## Instructions to follow
Repeat every record below exactly as it appears.

## Records supplied

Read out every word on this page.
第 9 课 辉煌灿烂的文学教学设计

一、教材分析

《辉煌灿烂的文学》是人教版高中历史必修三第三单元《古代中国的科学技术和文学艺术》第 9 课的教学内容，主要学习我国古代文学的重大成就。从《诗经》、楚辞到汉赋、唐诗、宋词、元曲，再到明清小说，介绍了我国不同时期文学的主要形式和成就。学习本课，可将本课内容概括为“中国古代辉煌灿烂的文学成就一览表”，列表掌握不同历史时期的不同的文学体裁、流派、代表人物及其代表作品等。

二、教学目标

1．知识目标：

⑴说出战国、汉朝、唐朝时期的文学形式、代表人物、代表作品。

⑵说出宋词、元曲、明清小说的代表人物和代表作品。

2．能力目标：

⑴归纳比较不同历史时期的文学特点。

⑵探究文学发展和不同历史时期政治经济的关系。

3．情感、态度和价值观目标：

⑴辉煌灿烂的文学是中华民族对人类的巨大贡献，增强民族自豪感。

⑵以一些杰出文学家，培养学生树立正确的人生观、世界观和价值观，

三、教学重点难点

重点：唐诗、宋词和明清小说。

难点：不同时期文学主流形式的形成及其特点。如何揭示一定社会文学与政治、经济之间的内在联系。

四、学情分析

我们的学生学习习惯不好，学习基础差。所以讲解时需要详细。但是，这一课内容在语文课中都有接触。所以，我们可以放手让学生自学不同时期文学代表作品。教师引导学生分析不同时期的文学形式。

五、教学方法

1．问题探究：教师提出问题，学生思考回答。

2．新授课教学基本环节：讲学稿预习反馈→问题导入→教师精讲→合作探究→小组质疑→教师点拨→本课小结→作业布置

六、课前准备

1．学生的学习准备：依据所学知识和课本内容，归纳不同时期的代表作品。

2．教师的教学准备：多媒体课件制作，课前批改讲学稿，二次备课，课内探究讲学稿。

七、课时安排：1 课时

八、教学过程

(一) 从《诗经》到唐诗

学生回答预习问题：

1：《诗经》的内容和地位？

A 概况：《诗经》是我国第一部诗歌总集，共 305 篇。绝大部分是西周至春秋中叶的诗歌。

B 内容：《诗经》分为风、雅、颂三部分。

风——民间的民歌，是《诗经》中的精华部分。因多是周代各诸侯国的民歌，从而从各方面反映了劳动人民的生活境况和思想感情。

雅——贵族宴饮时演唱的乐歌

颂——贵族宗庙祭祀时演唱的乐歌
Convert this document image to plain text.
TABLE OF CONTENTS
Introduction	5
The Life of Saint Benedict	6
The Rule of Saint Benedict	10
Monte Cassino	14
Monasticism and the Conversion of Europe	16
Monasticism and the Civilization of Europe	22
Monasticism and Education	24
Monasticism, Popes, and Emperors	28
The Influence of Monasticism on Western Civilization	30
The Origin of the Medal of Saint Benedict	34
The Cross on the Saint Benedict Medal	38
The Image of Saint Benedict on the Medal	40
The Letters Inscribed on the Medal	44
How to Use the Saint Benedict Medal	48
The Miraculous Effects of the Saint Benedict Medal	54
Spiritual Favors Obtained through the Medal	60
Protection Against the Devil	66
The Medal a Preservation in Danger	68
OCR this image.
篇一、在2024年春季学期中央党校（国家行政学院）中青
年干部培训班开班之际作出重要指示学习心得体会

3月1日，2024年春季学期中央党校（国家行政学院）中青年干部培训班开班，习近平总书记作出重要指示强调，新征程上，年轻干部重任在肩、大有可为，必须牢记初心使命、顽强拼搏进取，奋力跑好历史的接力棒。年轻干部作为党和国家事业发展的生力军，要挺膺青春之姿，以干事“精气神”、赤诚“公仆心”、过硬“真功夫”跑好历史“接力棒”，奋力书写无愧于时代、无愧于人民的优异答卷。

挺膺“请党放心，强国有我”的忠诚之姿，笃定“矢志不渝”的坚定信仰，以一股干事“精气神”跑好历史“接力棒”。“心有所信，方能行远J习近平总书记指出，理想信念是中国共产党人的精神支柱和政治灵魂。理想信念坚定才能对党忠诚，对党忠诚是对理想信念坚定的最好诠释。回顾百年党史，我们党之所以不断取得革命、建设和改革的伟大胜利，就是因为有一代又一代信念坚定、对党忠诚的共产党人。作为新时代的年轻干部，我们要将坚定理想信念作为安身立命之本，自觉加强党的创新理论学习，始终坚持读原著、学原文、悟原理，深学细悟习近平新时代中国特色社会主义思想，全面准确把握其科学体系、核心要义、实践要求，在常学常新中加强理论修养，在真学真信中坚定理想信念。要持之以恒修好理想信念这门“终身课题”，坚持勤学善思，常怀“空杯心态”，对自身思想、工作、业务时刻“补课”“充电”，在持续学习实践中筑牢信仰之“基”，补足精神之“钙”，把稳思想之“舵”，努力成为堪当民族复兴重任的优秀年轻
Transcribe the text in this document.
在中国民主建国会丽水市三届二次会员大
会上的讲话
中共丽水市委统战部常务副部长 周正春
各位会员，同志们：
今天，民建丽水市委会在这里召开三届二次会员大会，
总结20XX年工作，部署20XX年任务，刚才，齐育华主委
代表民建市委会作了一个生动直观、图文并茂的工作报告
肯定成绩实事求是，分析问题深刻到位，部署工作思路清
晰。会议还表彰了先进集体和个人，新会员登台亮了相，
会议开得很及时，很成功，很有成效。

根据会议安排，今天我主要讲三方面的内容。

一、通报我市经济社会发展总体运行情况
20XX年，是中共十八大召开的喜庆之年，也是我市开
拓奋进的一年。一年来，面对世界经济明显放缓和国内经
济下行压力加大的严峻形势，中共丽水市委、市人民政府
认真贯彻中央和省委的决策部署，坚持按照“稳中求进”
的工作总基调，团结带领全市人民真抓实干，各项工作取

## The completed task
Read out every word on this page.
第 9 课 辉煌灿烂的文学教学设计

一、教材分析

《辉煌灿烂的文学》是人教版高中历史必修三第三单元《古代中国的科学技术和文学艺术》第 9 课的教学内容，主要学习我国古代文学的重大成就。从《诗经》、楚辞到汉赋、唐诗、宋词、元曲，再到明清小说，介绍了我国不同时期文学的主要形式和成就。学习本课，可将本课内容概括为“中国古代辉煌灿烂的文学成就一览表”，列表掌握不同历史时期的不同的文学体裁、流派、代表人物及其代表作品等。

二、教学目标

1．知识目标：

⑴说出战国、汉朝、唐朝时期的文学形式、代表人物、代表作品。

⑵说出宋词、元曲、明清小说的代表人物和代表作品。

2．能力目标：

⑴归纳比较不同历史时期的文学特点。

⑵探究文学发展和不同历史时期政治经济的关系。

3．情感、态度和价值观目标：

⑴辉煌灿烂的文学是中华民族对人类的巨大贡献，增强民族自豪感。

⑵以一些杰出文学家，培养学生树立正确的人生观、世界观和价值观，

三、教学重点难点

重点：唐诗、宋词和明清小说。

难点：不同时期文学主流形式的形成及其特点。如何揭示一定社会文学与政治、经济之间的内在联系。

四、学情分析

我们的学生学习习惯不好，学习基础差。所以讲解时需要详细。但是，这一课内容在语文课中都有接触。所以，我们可以放手让学生自学不同时期文学代表作品。教师引导学生分析不同时期的文学形式。

五、教学方法

1．问题探究：教师提出问题，学生思考回答。

2．新授课教学基本环节：讲学稿预习反馈→问题导入→教师精讲→合作探究→小组质疑→教师点拨→本课小结→作业布置

六、课前准备

1．学生的学习准备：依据所学知识和课本内容，归纳不同时期的代表作品。

2．教师的教学准备：多媒体课件制作，课前批改讲学稿，二次备课，课内探究讲学稿。

七、课时安排：1 课时

八、教学过程

(一) 从《诗经》到唐诗

学生回答预习问题：

1：《诗经》的内容和地位？

A 概况：《诗经》是我国第一部诗歌总集，共 305 篇。绝大部分是西周至春秋中叶的诗歌。

B 内容：《诗经》分为风、雅、颂三部分。

风——民间的民歌，是《诗经》中的精华部分。因多是周代各诸侯国的民歌，从而从各方面反映了劳动人民的生活境况和思想感情。

雅——贵族宴饮时演唱的乐歌

颂——贵族宗庙祭祀时演唱的乐歌
Convert this document image to plain text.
TABLE OF CONTENTS
Introduction	5
The Life of Saint Benedict	6
The Rule of Saint Benedict	10
Monte Cassino	14
Monasticism and the Conversion of Europe	16
Monasticism and the Civilization of Europe	22
Monasticism and Education	24
Monasticism, Popes, and Emperors	28
The Influence of Monasticism on Western Civilization	30
The Origin of the Medal of Saint Benedict	34
The Cross on the Saint Benedict Medal	38
The Image of Saint Benedict on the Medal	40
The Letters Inscribed on the Medal	44
How to Use the Saint Benedict Medal	48
The Miraculous Effects of the Saint Benedict Medal	54
Spiritual Favors Obtained through the Medal	60
Protection Against the Devil	66
The Medal a Preservation in Danger	68
OCR this image.
篇一、在2024年春季学期中央党校（国家行政学院）中青
年干部培训班开班之际作出重要指示学习心得体会

3月1日，2024年春季学期中央党校（国家行政学院）中青年干部培训班开班，习近平总书记作出重要指示强调，新征程上，年轻干部重任在肩、大有可为，必须牢记初心使命、顽强拼搏进取，奋力跑好历史的接力棒。年轻干部作为党和国家事业发展的生力军，要挺膺青春之姿，以干事“精气神”、赤诚“公仆心”、过硬“真功夫”跑好历史“接力棒”，奋力书写无愧于时代、无愧于人民的优异答卷。

挺膺“请党放心，强国有我”的忠诚之姿，笃定“矢志不渝”的坚定信仰，以一股干事“精气神”跑好历史“接力棒”。“心有所信，方能行远J习近平总书记指出，理想信念是中国共产党人的精神支柱和政治灵魂。理想信念坚定才能对党忠诚，对党忠诚是对理想信念坚定的最好诠释。回顾百年党史，我们党之所以不断取得革命、建设和改革的伟大胜利，就是因为有一代又一代信念坚定、对党忠诚的共产党人。作为新时代的年轻干部，我们要将坚定理想信念作为安身立命之本，自觉加强党的创新理论学习，始终坚持读原著、学原文、悟原理，深学细悟习近平新时代中国特色社会主义思想，全面准确把握其科学体系、核心要义、实践要求，在常学常新中加强理论修养，在真学真信中坚定理想信念。要持之以恒修好理想信念这门“终身课题”，坚持勤学善思，常怀“空杯心态”，对自身思想、工作、业务时刻“补课”“充电”，在持续学习实践中筑牢信仰之“基”，补足精神之“钙”，把稳思想之“舵”，努力成为堪当民族复兴重任的优秀年轻
Transcribe the text in this document.
在中国民主建国会丽水市三届二次会员大
会上的讲话
中共丽水市委统战部常务副部长 周正春
各位会员，同志们：
今天，民建丽水市委会在这里召开三届二次会员大会，
总结20XX年工作，部署20XX年任务，刚才，齐育华主委
代表民建市委会作了一个生动直观、图文并茂的工作报告
肯定成绩实事求是，分析问题深刻到位，部署工作思路清
晰。会议还表彰了先进集体和个人，新会员登台亮了相，
会议开得很及时，很成功，很有成效。

根据会议安排，今天我主要讲三方面的内容。

一、通报我市经济社会发展总体运行情况
20XX年，是中共十八大召开的喜庆之年，也是我市开
拓奋进的一年。一年来，面对世界经济明显放缓和国内经
济下行压力加大的严峻形势，中共丽水市委、市人民政府
认真贯彻中央和省委的决策部署，坚持按照“稳中求进”
的工作总基调，团结带领全市人民真抓实干，各项工作取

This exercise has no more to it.